#### Exercise aim:
Arrange every line of the listing below as a numbered list, leaving out blank lines and the picture.

(Items listed in a dataset)

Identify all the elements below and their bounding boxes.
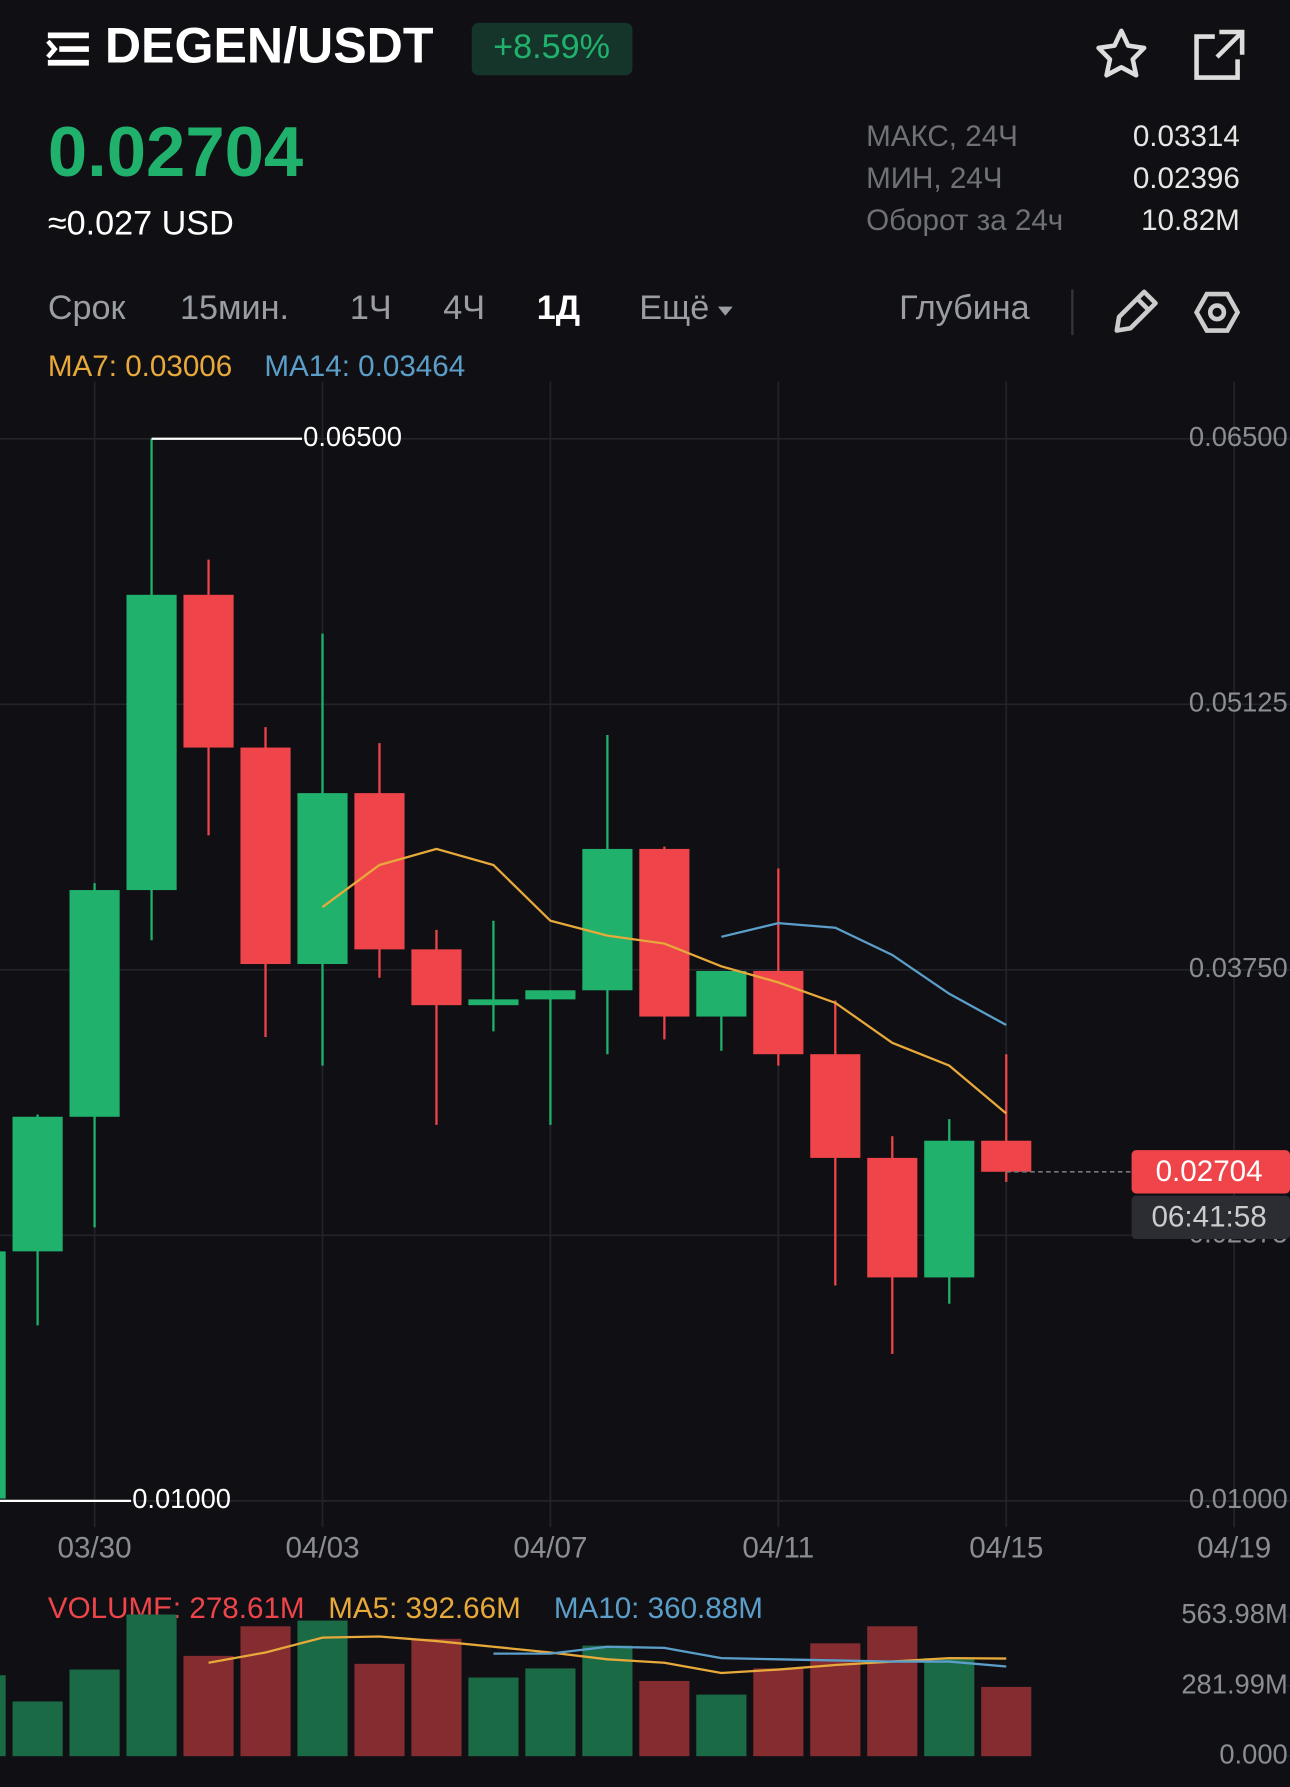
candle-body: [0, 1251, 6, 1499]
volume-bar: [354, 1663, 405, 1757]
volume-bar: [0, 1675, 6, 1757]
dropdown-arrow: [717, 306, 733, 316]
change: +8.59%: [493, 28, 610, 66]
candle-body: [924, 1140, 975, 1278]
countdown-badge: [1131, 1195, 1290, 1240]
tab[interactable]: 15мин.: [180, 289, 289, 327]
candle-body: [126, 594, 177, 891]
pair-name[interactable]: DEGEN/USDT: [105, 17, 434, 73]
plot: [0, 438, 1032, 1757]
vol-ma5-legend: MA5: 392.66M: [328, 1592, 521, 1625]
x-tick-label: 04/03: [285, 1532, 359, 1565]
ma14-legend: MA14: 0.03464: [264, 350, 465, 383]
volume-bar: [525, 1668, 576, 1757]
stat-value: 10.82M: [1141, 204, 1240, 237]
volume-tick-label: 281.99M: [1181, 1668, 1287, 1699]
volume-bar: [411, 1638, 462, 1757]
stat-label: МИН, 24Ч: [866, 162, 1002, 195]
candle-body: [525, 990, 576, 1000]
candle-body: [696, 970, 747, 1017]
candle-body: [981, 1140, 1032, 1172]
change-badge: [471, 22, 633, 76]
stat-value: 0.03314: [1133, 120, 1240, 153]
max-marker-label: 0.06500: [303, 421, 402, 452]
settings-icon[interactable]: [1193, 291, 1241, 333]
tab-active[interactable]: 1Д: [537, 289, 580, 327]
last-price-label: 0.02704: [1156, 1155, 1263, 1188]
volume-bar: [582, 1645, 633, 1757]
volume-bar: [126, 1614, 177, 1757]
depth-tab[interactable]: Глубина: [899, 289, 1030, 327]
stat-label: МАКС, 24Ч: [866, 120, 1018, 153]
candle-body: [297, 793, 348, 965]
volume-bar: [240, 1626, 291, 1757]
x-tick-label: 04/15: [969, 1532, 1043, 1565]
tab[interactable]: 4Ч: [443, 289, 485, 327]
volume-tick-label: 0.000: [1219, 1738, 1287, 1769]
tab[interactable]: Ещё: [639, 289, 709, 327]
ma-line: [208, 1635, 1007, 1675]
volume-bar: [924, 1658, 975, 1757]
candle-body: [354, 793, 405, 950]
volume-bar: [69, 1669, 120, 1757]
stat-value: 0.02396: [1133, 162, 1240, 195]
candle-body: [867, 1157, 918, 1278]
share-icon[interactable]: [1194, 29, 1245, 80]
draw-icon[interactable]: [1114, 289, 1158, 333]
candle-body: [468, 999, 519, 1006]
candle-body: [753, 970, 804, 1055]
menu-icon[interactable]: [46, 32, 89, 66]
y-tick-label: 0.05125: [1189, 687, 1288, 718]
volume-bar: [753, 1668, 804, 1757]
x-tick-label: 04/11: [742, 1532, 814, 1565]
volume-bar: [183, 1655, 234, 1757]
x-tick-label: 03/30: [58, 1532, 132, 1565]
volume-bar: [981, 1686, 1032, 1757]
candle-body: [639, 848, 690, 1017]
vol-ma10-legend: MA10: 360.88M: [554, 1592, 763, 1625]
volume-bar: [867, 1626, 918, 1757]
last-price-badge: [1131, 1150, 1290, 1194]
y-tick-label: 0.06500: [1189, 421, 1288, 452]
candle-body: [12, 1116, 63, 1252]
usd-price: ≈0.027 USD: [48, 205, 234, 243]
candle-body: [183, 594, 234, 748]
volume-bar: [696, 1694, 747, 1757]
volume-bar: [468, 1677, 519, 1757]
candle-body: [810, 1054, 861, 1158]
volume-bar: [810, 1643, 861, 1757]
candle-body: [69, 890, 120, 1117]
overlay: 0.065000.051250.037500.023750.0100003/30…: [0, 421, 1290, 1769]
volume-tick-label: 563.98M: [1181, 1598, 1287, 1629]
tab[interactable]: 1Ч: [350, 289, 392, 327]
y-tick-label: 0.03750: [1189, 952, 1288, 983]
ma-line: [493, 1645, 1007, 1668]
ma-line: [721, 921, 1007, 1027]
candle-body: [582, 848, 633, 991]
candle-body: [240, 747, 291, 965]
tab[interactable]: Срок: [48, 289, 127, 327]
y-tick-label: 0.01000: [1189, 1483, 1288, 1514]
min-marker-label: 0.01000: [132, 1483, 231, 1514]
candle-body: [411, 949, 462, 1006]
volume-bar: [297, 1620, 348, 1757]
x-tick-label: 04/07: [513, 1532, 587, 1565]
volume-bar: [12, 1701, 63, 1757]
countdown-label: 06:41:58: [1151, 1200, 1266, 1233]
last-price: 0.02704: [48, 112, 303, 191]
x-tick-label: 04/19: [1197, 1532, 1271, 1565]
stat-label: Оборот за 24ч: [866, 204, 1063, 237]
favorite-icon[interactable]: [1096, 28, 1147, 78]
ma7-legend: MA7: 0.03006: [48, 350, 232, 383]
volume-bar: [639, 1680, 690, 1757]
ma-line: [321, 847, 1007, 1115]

#### Solution to this task:
1. Identify all the elements below and their bounding boxes.
2. candle-body: [0, 1251, 6, 1499]
3. volume-bar: [354, 1663, 405, 1757]
4. volume-bar: [0, 1675, 6, 1757]
5. dropdown-arrow: [717, 306, 733, 316]
6. change: +8.59%: [493, 28, 610, 66]
7. candle-body: [924, 1140, 975, 1278]
8. countdown-badge: [1131, 1195, 1290, 1240]
9. tab[interactable]: 15мин.: [180, 289, 289, 327]
10. candle-body: [126, 594, 177, 891]
11. pair-name[interactable]: DEGEN/USDT: [105, 17, 434, 73]
12. plot: [0, 438, 1032, 1757]
13. vol-ma5-legend: MA5: 392.66M: [328, 1592, 521, 1625]
14. x-tick-label: 04/03: [285, 1532, 359, 1565]
15. ma14-legend: MA14: 0.03464: [264, 350, 465, 383]
16. volume-bar: [525, 1668, 576, 1757]
17. stat-value: 10.82M: [1141, 204, 1240, 237]
18. volume-tick-label: 281.99M: [1181, 1668, 1287, 1699]
19. volume-bar: [411, 1638, 462, 1757]
20. stat-label: МИН, 24Ч: [866, 162, 1002, 195]
21. candle-body: [525, 990, 576, 1000]
22. candle-body: [696, 970, 747, 1017]
23. candle-body: [981, 1140, 1032, 1172]
24. change-badge: [471, 22, 633, 76]
25. stat-value: 0.03314: [1133, 120, 1240, 153]
26. max-marker-label: 0.06500: [303, 421, 402, 452]
27. settings-icon[interactable]: [1193, 291, 1241, 333]
28. tab-active[interactable]: 1Д: [537, 289, 580, 327]
29. last-price-label: 0.02704: [1156, 1155, 1263, 1188]
30. volume-bar: [582, 1645, 633, 1757]
31. volume-bar: [126, 1614, 177, 1757]
32. depth-tab[interactable]: Глубина: [899, 289, 1030, 327]
33. stat-label: МАКС, 24Ч: [866, 120, 1018, 153]
34. candle-body: [297, 793, 348, 965]
35. volume-bar: [240, 1626, 291, 1757]
36. x-tick-label: 04/15: [969, 1532, 1043, 1565]
37. tab[interactable]: 4Ч: [443, 289, 485, 327]
38. volume-tick-label: 0.000: [1219, 1738, 1287, 1769]
39. tab[interactable]: Ещё: [639, 289, 709, 327]
40. ma-line: [208, 1635, 1007, 1675]
41. volume-bar: [924, 1658, 975, 1757]
42. candle-body: [354, 793, 405, 950]
43. volume-bar: [69, 1669, 120, 1757]
44. stat-value: 0.02396: [1133, 162, 1240, 195]
45. candle-body: [867, 1157, 918, 1278]
46. share-icon[interactable]: [1194, 29, 1245, 80]
47. draw-icon[interactable]: [1114, 289, 1158, 333]
48. candle-body: [468, 999, 519, 1006]
49. candle-body: [753, 970, 804, 1055]
50. menu-icon[interactable]: [46, 32, 89, 66]
51. y-tick-label: 0.05125: [1189, 687, 1288, 718]
52. volume-bar: [753, 1668, 804, 1757]
53. x-tick-label: 04/11: [742, 1532, 814, 1565]
54. volume-bar: [183, 1655, 234, 1757]
55. x-tick-label: 03/30: [58, 1532, 132, 1565]
56. volume-bar: [981, 1686, 1032, 1757]
57. candle-body: [639, 848, 690, 1017]
58. vol-ma10-legend: MA10: 360.88M: [554, 1592, 763, 1625]
59. volume-bar: [867, 1626, 918, 1757]
60. last-price-badge: [1131, 1150, 1290, 1194]
61. y-tick-label: 0.06500: [1189, 421, 1288, 452]
62. candle-body: [12, 1116, 63, 1252]
63. usd-price: ≈0.027 USD: [48, 205, 234, 243]
64. candle-body: [183, 594, 234, 748]
65. volume-bar: [696, 1694, 747, 1757]
66. volume-bar: [468, 1677, 519, 1757]
67. candle-body: [810, 1054, 861, 1158]
68. volume-bar: [810, 1643, 861, 1757]
69. candle-body: [69, 890, 120, 1117]
70. overlay: 0.065000.051250.037500.023750.0100003/30…: [0, 421, 1290, 1769]
71. volume-tick-label: 563.98M: [1181, 1598, 1287, 1629]
72. tab[interactable]: 1Ч: [350, 289, 392, 327]
73. y-tick-label: 0.03750: [1189, 952, 1288, 983]
74. ma-line: [493, 1645, 1007, 1668]
75. ma-line: [721, 921, 1007, 1027]
76. candle-body: [582, 848, 633, 991]
77. candle-body: [240, 747, 291, 965]
78. tab[interactable]: Срок: [48, 289, 127, 327]
79. y-tick-label: 0.01000: [1189, 1483, 1288, 1514]
80. min-marker-label: 0.01000: [132, 1483, 231, 1514]
81. candle-body: [411, 949, 462, 1006]
82. volume-bar: [297, 1620, 348, 1757]
83. x-tick-label: 04/07: [513, 1532, 587, 1565]
84. volume-bar: [12, 1701, 63, 1757]
85. countdown-label: 06:41:58: [1151, 1200, 1266, 1233]
86. last-price: 0.02704: [48, 112, 303, 191]
87. x-tick-label: 04/19: [1197, 1532, 1271, 1565]
88. stat-label: Оборот за 24ч: [866, 204, 1063, 237]
89. favorite-icon[interactable]: [1096, 28, 1147, 78]
90. ma7-legend: MA7: 0.03006: [48, 350, 232, 383]
91. volume-bar: [639, 1680, 690, 1757]
92. ma-line: [321, 847, 1007, 1115]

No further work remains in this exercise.